** WHAT IS BEING ASKED **
Below are entries. Pull out all lines containing "right".
# START OF PROVIDED DATA
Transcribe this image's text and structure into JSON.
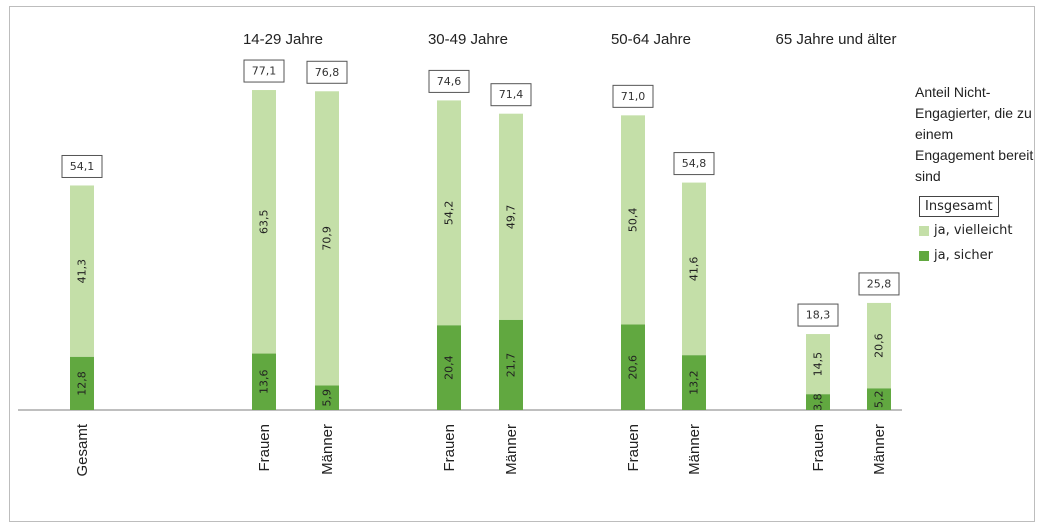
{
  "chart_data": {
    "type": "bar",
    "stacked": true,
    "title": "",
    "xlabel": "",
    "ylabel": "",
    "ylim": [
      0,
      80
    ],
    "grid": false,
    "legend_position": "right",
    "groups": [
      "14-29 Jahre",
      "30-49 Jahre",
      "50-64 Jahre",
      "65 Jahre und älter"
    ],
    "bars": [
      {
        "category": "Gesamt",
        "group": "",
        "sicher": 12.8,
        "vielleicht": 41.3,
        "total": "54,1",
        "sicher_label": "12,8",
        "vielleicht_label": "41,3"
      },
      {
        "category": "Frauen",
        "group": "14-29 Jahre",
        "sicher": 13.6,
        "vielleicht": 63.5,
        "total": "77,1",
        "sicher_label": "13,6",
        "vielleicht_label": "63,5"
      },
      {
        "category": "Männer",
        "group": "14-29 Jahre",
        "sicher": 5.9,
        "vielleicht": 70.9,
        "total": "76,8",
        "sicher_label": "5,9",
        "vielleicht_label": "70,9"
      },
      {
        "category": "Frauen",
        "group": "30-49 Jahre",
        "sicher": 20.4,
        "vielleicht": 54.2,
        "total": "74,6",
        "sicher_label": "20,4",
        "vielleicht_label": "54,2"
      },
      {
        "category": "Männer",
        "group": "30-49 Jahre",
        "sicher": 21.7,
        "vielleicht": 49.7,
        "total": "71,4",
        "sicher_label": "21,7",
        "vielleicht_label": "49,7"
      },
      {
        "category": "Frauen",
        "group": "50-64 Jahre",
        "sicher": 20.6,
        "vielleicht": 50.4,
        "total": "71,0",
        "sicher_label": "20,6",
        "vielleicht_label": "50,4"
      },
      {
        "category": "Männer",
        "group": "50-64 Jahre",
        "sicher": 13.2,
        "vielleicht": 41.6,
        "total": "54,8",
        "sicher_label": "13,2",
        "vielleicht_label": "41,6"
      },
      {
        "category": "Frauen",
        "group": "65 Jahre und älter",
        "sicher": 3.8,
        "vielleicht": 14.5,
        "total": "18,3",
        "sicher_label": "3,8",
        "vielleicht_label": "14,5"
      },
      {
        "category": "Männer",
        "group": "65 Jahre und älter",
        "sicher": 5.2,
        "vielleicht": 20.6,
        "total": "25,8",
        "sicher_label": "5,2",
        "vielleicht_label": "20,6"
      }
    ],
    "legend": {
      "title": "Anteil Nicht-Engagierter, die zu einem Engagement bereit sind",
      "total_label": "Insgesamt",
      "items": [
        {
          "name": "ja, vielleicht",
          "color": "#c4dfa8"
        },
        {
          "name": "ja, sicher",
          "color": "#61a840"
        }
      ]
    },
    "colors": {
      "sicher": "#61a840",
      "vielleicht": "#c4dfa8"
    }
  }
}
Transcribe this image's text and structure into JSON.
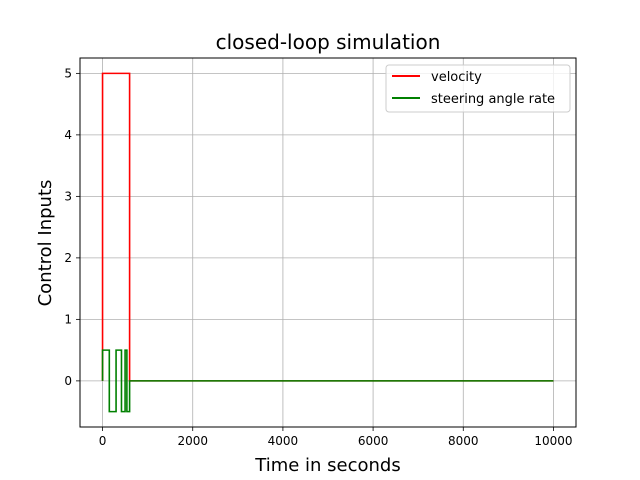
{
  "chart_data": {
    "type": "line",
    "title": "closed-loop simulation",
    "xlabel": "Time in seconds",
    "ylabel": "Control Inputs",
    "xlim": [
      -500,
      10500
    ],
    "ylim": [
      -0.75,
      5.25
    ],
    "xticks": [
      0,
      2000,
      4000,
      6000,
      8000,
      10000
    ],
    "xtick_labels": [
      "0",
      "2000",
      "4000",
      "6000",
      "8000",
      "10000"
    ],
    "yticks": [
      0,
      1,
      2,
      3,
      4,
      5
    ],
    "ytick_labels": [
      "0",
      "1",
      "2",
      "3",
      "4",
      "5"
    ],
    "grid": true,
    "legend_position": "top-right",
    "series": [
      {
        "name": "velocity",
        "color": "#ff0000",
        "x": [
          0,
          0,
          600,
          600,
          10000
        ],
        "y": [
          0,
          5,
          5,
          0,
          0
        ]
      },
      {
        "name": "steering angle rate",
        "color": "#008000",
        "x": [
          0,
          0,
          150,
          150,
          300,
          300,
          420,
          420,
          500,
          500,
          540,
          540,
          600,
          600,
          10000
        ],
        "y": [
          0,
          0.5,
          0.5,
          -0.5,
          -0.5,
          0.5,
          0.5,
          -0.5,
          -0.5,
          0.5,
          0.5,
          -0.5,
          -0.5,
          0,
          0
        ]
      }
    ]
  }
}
# END OF PROVIDED DATA
# START OF PROVIDED DATA
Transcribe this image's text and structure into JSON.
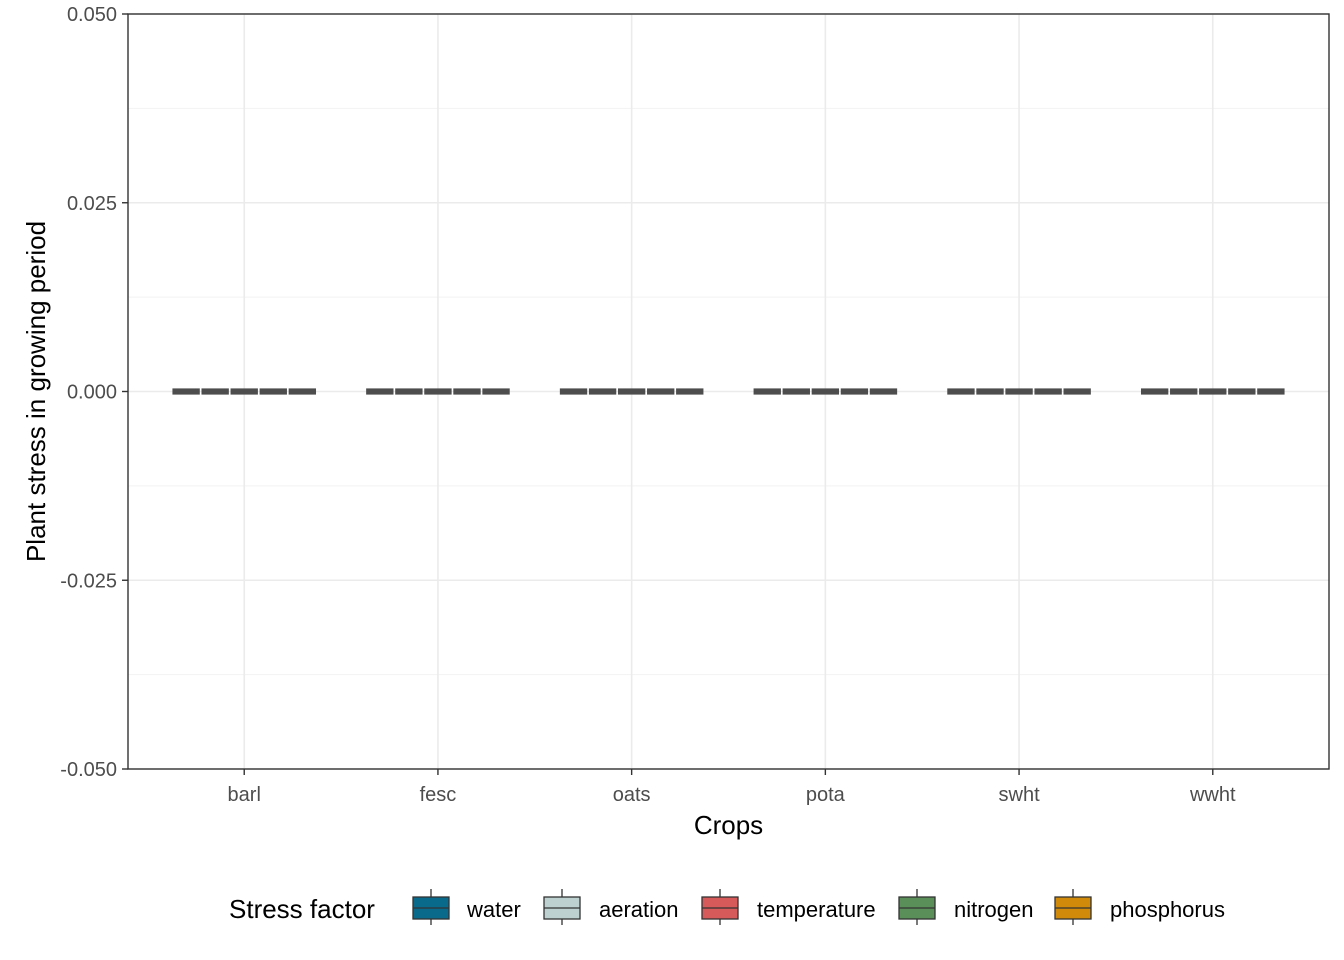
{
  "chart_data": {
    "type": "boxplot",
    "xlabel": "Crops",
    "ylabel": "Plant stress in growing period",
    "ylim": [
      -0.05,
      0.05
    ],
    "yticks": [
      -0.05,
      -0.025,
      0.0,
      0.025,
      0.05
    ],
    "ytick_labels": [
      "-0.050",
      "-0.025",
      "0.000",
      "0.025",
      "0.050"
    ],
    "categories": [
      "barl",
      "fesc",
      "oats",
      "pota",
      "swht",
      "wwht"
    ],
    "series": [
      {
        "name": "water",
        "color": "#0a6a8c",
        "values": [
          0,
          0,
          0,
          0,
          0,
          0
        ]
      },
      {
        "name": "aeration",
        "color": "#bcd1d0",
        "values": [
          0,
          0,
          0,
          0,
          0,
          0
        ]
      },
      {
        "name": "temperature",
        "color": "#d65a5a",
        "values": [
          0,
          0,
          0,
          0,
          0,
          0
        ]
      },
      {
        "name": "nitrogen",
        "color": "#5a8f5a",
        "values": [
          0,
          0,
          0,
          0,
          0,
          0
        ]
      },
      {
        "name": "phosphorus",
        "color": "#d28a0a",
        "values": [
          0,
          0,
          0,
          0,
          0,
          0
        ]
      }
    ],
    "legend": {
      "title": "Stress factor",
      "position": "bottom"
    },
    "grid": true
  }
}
# END OF PROVIDED DATA
** SOLUTION FOR THIS TASK **
    "legend_position": "right",
    "legend_position": "top-right",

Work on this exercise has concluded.